Excerpt from a dataset
-- START --
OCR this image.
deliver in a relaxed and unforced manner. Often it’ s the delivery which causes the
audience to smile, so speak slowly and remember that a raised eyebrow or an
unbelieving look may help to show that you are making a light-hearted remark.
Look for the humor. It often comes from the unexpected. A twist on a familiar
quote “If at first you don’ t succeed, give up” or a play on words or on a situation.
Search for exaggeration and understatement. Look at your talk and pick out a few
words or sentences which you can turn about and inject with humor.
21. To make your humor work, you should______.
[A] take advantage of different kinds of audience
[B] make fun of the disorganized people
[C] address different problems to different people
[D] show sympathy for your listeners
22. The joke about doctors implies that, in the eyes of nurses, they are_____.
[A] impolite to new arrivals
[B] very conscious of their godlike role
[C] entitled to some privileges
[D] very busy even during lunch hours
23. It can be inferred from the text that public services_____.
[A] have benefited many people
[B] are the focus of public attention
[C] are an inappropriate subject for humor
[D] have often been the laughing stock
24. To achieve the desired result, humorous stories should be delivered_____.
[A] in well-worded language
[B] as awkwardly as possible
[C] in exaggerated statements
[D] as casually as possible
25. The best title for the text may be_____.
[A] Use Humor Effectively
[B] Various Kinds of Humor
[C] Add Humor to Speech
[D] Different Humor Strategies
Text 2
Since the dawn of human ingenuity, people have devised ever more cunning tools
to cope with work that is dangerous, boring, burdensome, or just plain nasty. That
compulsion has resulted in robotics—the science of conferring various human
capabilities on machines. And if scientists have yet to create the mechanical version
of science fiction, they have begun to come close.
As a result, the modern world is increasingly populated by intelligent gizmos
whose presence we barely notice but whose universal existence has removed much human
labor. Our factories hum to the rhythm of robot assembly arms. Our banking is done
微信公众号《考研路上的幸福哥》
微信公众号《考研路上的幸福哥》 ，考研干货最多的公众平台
-- END --
Collect each line containing the string "they".

22. The joke about doctors implies that, in the eyes of nurses, they are_____.
of science fiction, they have begun to come close.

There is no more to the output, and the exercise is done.